-- begin Input rows --
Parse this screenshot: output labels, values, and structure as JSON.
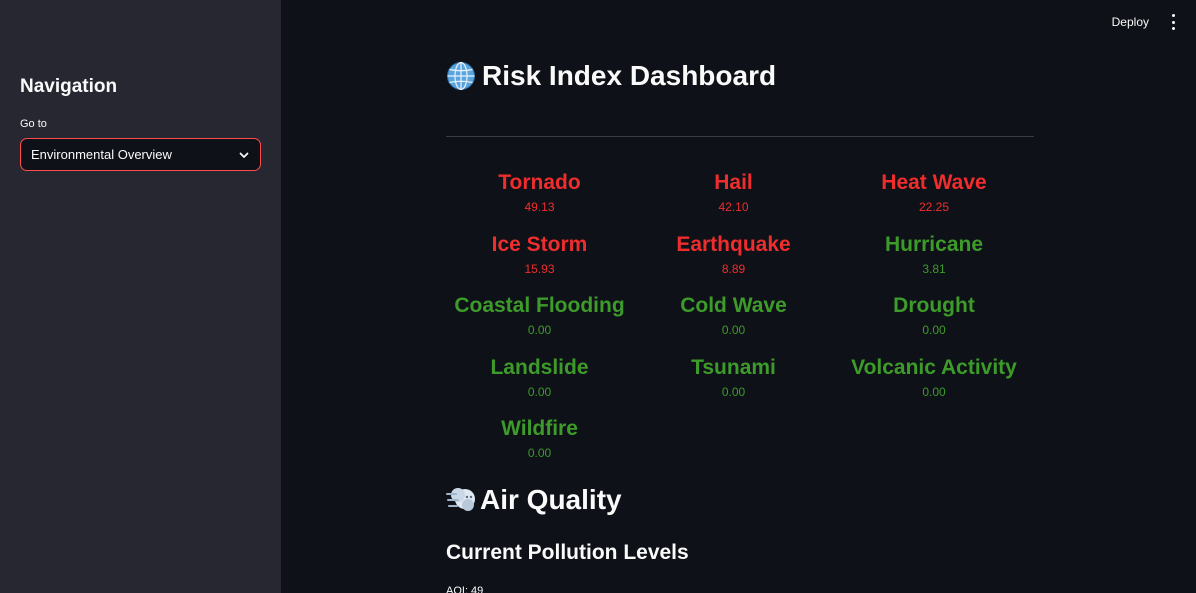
{
  "sidebar": {
    "title": "Navigation",
    "goto_label": "Go to",
    "select_value": "Environmental Overview"
  },
  "topbar": {
    "deploy_label": "Deploy"
  },
  "main": {
    "title": "Risk Index Dashboard",
    "title_icon": "globe-icon",
    "risks": [
      {
        "name": "Tornado",
        "value": "49.13",
        "status": "red"
      },
      {
        "name": "Hail",
        "value": "42.10",
        "status": "red"
      },
      {
        "name": "Heat Wave",
        "value": "22.25",
        "status": "red"
      },
      {
        "name": "Ice Storm",
        "value": "15.93",
        "status": "red"
      },
      {
        "name": "Earthquake",
        "value": "8.89",
        "status": "red"
      },
      {
        "name": "Hurricane",
        "value": "3.81",
        "status": "green"
      },
      {
        "name": "Coastal Flooding",
        "value": "0.00",
        "status": "green"
      },
      {
        "name": "Cold Wave",
        "value": "0.00",
        "status": "green"
      },
      {
        "name": "Drought",
        "value": "0.00",
        "status": "green"
      },
      {
        "name": "Landslide",
        "value": "0.00",
        "status": "green"
      },
      {
        "name": "Tsunami",
        "value": "0.00",
        "status": "green"
      },
      {
        "name": "Volcanic Activity",
        "value": "0.00",
        "status": "green"
      },
      {
        "name": "Wildfire",
        "value": "0.00",
        "status": "green"
      }
    ],
    "air_quality_title": "Air Quality",
    "air_quality_icon": "wind-face-icon",
    "pollution_subtitle": "Current Pollution Levels",
    "aqi_text": "AQI: 49"
  },
  "colors": {
    "red": "#ef2d2d",
    "green": "#3d9b2a",
    "accent": "#ff4b4b",
    "sidebar_bg": "#262730",
    "main_bg": "#0e1117"
  }
}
-- end Input rows --
● What needs to be done:
Without the pictures, extract every entry verbatim.

● Full answer:
Parse this screenshot: output labels, values, and structure as JSON.
{
  "sidebar": {
    "title": "Navigation",
    "goto_label": "Go to",
    "select_value": "Environmental Overview"
  },
  "topbar": {
    "deploy_label": "Deploy"
  },
  "main": {
    "title": "Risk Index Dashboard",
    "title_icon": "globe-icon",
    "risks": [
      {
        "name": "Tornado",
        "value": "49.13",
        "status": "red"
      },
      {
        "name": "Hail",
        "value": "42.10",
        "status": "red"
      },
      {
        "name": "Heat Wave",
        "value": "22.25",
        "status": "red"
      },
      {
        "name": "Ice Storm",
        "value": "15.93",
        "status": "red"
      },
      {
        "name": "Earthquake",
        "value": "8.89",
        "status": "red"
      },
      {
        "name": "Hurricane",
        "value": "3.81",
        "status": "green"
      },
      {
        "name": "Coastal Flooding",
        "value": "0.00",
        "status": "green"
      },
      {
        "name": "Cold Wave",
        "value": "0.00",
        "status": "green"
      },
      {
        "name": "Drought",
        "value": "0.00",
        "status": "green"
      },
      {
        "name": "Landslide",
        "value": "0.00",
        "status": "green"
      },
      {
        "name": "Tsunami",
        "value": "0.00",
        "status": "green"
      },
      {
        "name": "Volcanic Activity",
        "value": "0.00",
        "status": "green"
      },
      {
        "name": "Wildfire",
        "value": "0.00",
        "status": "green"
      }
    ],
    "air_quality_title": "Air Quality",
    "air_quality_icon": "wind-face-icon",
    "pollution_subtitle": "Current Pollution Levels",
    "aqi_text": "AQI: 49"
  },
  "colors": {
    "red": "#ef2d2d",
    "green": "#3d9b2a",
    "accent": "#ff4b4b",
    "sidebar_bg": "#262730",
    "main_bg": "#0e1117"
  }
}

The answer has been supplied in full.